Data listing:
▬▬▬▬▬▬
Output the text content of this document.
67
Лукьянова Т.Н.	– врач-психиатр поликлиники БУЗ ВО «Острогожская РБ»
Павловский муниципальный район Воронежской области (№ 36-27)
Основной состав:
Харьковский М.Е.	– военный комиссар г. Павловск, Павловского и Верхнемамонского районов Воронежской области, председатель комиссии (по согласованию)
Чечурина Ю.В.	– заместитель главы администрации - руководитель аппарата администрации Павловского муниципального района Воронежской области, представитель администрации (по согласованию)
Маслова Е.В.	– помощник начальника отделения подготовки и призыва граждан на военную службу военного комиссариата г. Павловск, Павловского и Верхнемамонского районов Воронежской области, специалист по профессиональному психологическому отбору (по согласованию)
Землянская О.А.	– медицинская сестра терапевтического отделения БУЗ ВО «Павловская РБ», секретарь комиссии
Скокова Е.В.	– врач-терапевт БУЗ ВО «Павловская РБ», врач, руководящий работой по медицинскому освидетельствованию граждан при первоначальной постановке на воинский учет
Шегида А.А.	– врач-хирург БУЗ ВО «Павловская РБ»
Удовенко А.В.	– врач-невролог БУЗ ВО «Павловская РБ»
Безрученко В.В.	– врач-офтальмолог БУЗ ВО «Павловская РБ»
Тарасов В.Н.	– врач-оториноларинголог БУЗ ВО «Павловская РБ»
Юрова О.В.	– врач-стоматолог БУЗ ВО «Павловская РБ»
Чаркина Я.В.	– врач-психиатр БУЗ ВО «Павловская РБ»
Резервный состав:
▬▬▬▬▬▬
* **Exercise aim**:
Reproduce the data in full, exactly as presented.

* **Exercise answer**:
Output the text content of this document.
67
Лукьянова Т.Н.	– врач-психиатр поликлиники БУЗ ВО «Острогожская РБ»
Павловский муниципальный район Воронежской области (№ 36-27)
Основной состав:
Харьковский М.Е.	– военный комиссар г. Павловск, Павловского и Верхнемамонского районов Воронежской области, председатель комиссии (по согласованию)
Чечурина Ю.В.	– заместитель главы администрации - руководитель аппарата администрации Павловского муниципального района Воронежской области, представитель администрации (по согласованию)
Маслова Е.В.	– помощник начальника отделения подготовки и призыва граждан на военную службу военного комиссариата г. Павловск, Павловского и Верхнемамонского районов Воронежской области, специалист по профессиональному психологическому отбору (по согласованию)
Землянская О.А.	– медицинская сестра терапевтического отделения БУЗ ВО «Павловская РБ», секретарь комиссии
Скокова Е.В.	– врач-терапевт БУЗ ВО «Павловская РБ», врач, руководящий работой по медицинскому освидетельствованию граждан при первоначальной постановке на воинский учет
Шегида А.А.	– врач-хирург БУЗ ВО «Павловская РБ»
Удовенко А.В.	– врач-невролог БУЗ ВО «Павловская РБ»
Безрученко В.В.	– врач-офтальмолог БУЗ ВО «Павловская РБ»
Тарасов В.Н.	– врач-оториноларинголог БУЗ ВО «Павловская РБ»
Юрова О.В.	– врач-стоматолог БУЗ ВО «Павловская РБ»
Чаркина Я.В.	– врач-психиатр БУЗ ВО «Павловская РБ»
Резервный состав:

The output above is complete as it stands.